§ TASK DESCRIPTION: Lines that include the word "地上总建筑面积计算值" are the ones to copy.

§ TASK DATA:
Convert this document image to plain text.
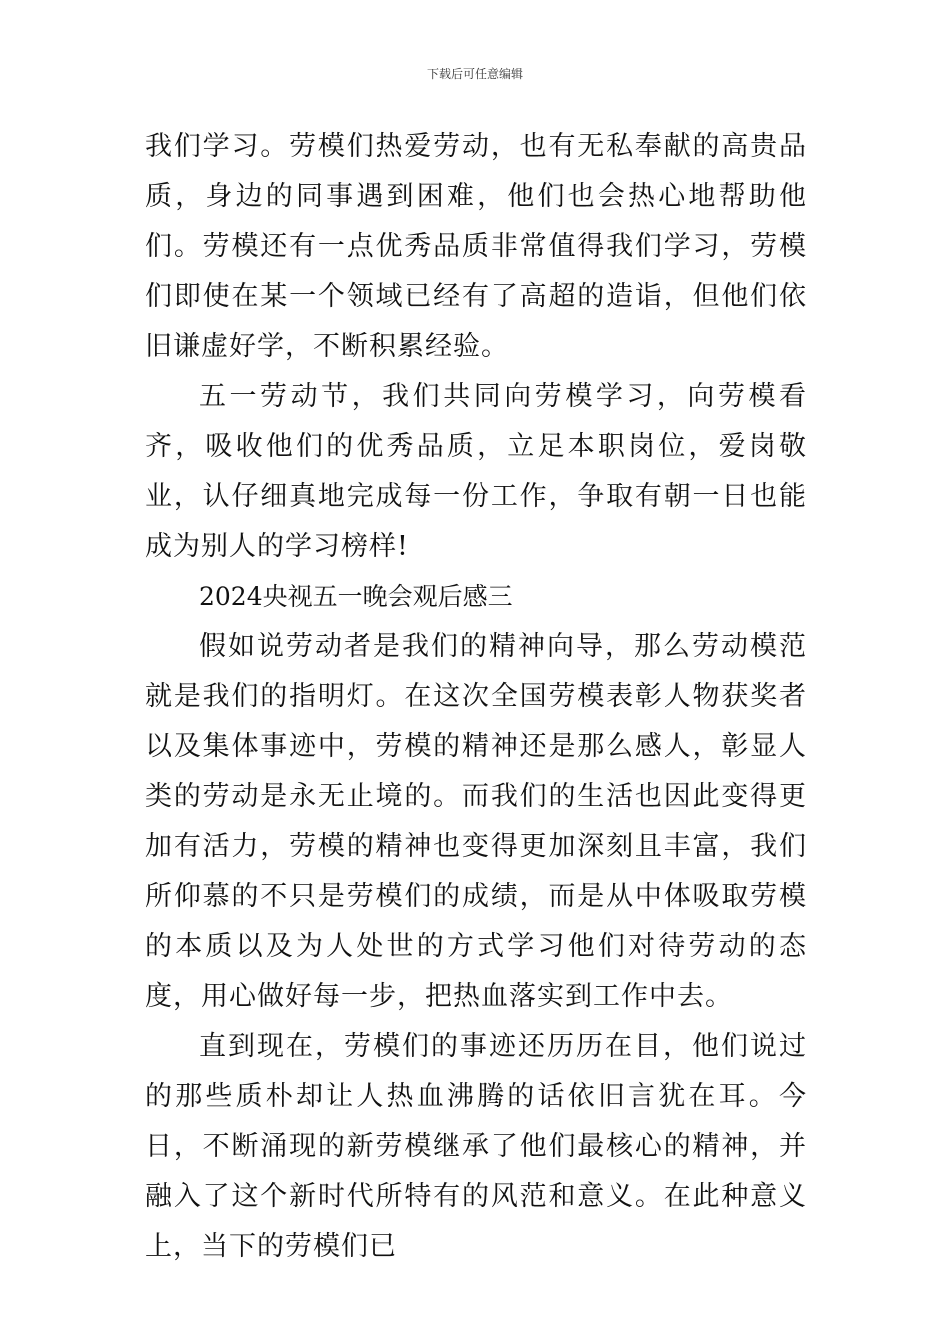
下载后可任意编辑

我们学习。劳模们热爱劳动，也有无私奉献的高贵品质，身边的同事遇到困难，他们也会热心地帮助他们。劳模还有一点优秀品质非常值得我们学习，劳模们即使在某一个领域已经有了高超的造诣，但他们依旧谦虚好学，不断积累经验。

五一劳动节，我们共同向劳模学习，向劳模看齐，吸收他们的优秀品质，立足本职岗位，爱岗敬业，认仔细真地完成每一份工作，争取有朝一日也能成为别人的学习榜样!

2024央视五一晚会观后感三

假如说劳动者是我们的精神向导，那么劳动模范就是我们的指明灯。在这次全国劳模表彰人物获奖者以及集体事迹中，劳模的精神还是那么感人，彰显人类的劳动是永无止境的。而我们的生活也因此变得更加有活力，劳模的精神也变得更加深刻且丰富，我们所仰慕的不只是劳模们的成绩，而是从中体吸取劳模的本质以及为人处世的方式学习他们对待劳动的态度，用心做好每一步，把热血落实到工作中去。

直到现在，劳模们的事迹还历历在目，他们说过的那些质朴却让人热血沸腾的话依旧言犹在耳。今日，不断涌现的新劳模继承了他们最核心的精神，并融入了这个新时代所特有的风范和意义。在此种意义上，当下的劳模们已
--
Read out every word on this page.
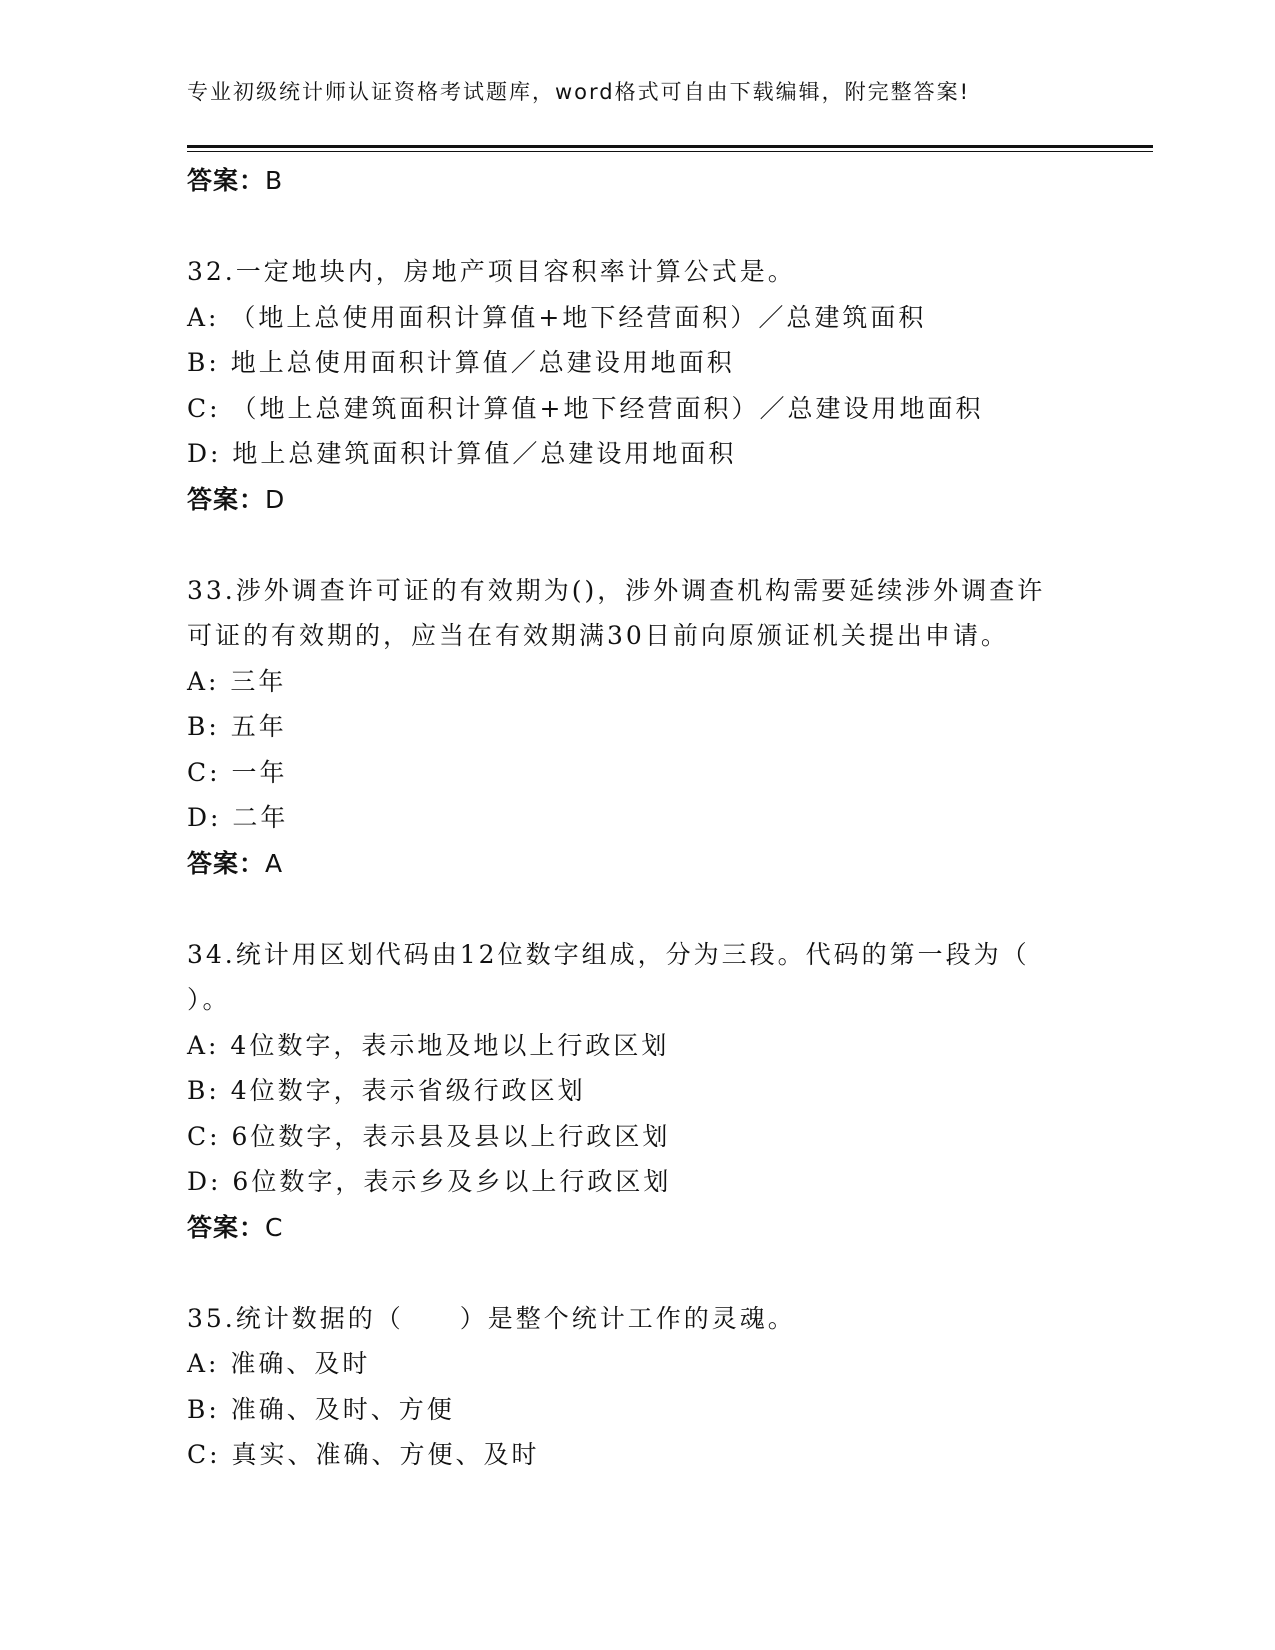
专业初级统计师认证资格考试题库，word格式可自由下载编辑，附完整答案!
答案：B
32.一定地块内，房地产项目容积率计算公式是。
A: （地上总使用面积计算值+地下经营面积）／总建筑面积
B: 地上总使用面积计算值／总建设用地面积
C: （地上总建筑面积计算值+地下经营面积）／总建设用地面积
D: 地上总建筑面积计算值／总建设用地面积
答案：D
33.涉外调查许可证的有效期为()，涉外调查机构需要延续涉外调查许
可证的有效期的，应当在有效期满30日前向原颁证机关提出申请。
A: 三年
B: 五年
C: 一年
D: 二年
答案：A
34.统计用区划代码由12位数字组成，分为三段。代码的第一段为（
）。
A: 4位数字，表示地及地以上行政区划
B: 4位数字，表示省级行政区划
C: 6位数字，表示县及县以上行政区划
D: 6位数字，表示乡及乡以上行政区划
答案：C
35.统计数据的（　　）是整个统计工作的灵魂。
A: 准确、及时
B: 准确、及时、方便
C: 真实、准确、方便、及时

§ ANSWER TO THIS PROBLEM:
C: （地上总建筑面积计算值+地下经营面积）／总建设用地面积
D: 地上总建筑面积计算值／总建设用地面积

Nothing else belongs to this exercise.